The copy must match the data below line for line and contain no images.

▬▬▬

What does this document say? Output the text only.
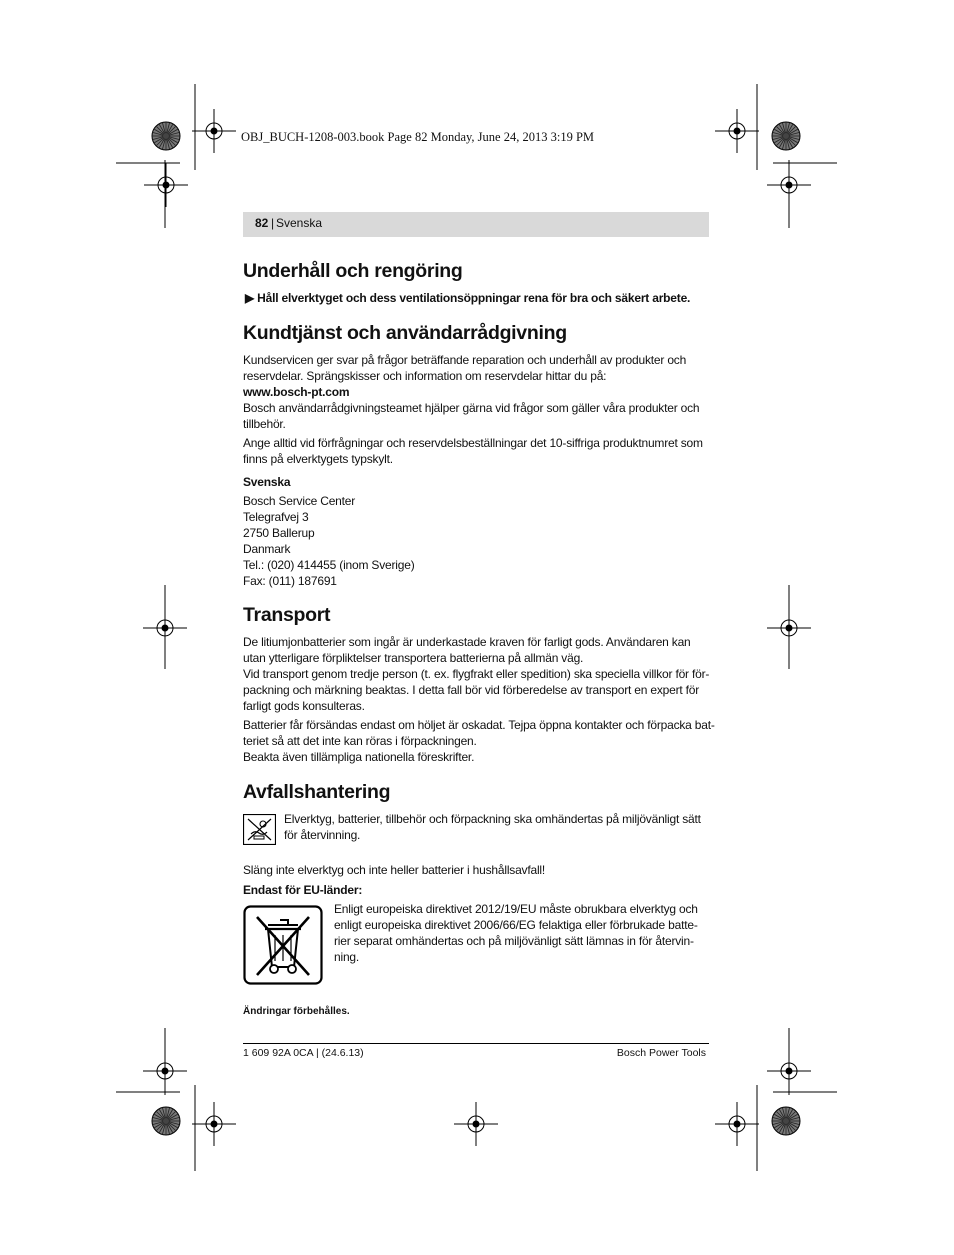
OBJ_BUCH-1208-003.book Page 82 Monday, June 24, 2013 3:19 PM
82 | Svenska
Underhåll och rengöring
▶ Håll elverktyget och dess ventilationsöppningar rena för bra och säkert arbete.
Kundtjänst och användarrådgivning
Kundservicen ger svar på frågor beträffande reparation och underhåll av produkter och
reservdelar. Sprängskisser och information om reservdelar hittar du på:
www.bosch-pt.com
Bosch användarrådgivningsteamet hjälper gärna vid frågor som gäller våra produkter och
tillbehör.
Ange alltid vid förfrågningar och reservdelsbeställningar det 10-siffriga produktnumret som
finns på elverktygets typskylt.
Svenska
Bosch Service Center
Telegrafvej 3
2750 Ballerup
Danmark
Tel.: (020) 414455 (inom Sverige)
Fax: (011) 187691
Transport
De litiumjonbatterier som ingår är underkastade kraven för farligt gods. Användaren kan
utan ytterligare förpliktelser transportera batterierna på allmän väg.
Vid transport genom tredje person (t. ex. flygfrakt eller spedition) ska speciella villkor för för-
packning och märkning beaktas. I detta fall bör vid förberedelse av transport en expert för
farligt gods konsulteras.
Batterier får försändas endast om höljet är oskadat. Tejpa öppna kontakter och förpacka bat-
teriet så att det inte kan röras i förpackningen.
Beakta även tillämpliga nationella föreskrifter.
Avfallshantering
Elverktyg, batterier, tillbehör och förpackning ska omhändertas på miljövänligt sätt
för återvinning.
Släng inte elverktyg och inte heller batterier i hushållsavfall!
Endast för EU-länder:
Enligt europeiska direktivet 2012/19/EU måste obrukbara elverktyg och
enligt europeiska direktivet 2006/66/EG felaktiga eller förbrukade batte-
rier separat omhändertas och på miljövänligt sätt lämnas in för återvin-
ning.
Ändringar förbehålles.
1 609 92A 0CA | (24.6.13)	Bosch Power Tools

▬▬▬

-- Answer to this exercise --
What does this document say? Output the text only.
OBJ_BUCH-1208-003.book Page 82 Monday, June 24, 2013 3:19 PM
82 | Svenska
Underhåll och rengöring
▶ Håll elverktyget och dess ventilationsöppningar rena för bra och säkert arbete.
Kundtjänst och användarrådgivning
Kundservicen ger svar på frågor beträffande reparation och underhåll av produkter och
reservdelar. Sprängskisser och information om reservdelar hittar du på:
www.bosch-pt.com
Bosch användarrådgivningsteamet hjälper gärna vid frågor som gäller våra produkter och
tillbehör.
Ange alltid vid förfrågningar och reservdelsbeställningar det 10-siffriga produktnumret som
finns på elverktygets typskylt.
Svenska
Bosch Service Center
Telegrafvej 3
2750 Ballerup
Danmark
Tel.: (020) 414455 (inom Sverige)
Fax: (011) 187691
Transport
De litiumjonbatterier som ingår är underkastade kraven för farligt gods. Användaren kan
utan ytterligare förpliktelser transportera batterierna på allmän väg.
Vid transport genom tredje person (t. ex. flygfrakt eller spedition) ska speciella villkor för för-
packning och märkning beaktas. I detta fall bör vid förberedelse av transport en expert för
farligt gods konsulteras.
Batterier får försändas endast om höljet är oskadat. Tejpa öppna kontakter och förpacka bat-
teriet så att det inte kan röras i förpackningen.
Beakta även tillämpliga nationella föreskrifter.
Avfallshantering
Elverktyg, batterier, tillbehör och förpackning ska omhändertas på miljövänligt sätt
för återvinning.
Släng inte elverktyg och inte heller batterier i hushållsavfall!
Endast för EU-länder:
Enligt europeiska direktivet 2012/19/EU måste obrukbara elverktyg och
enligt europeiska direktivet 2006/66/EG felaktiga eller förbrukade batte-
rier separat omhändertas och på miljövänligt sätt lämnas in för återvin-
ning.
Ändringar förbehålles.
1 609 92A 0CA | (24.6.13)	Bosch Power Tools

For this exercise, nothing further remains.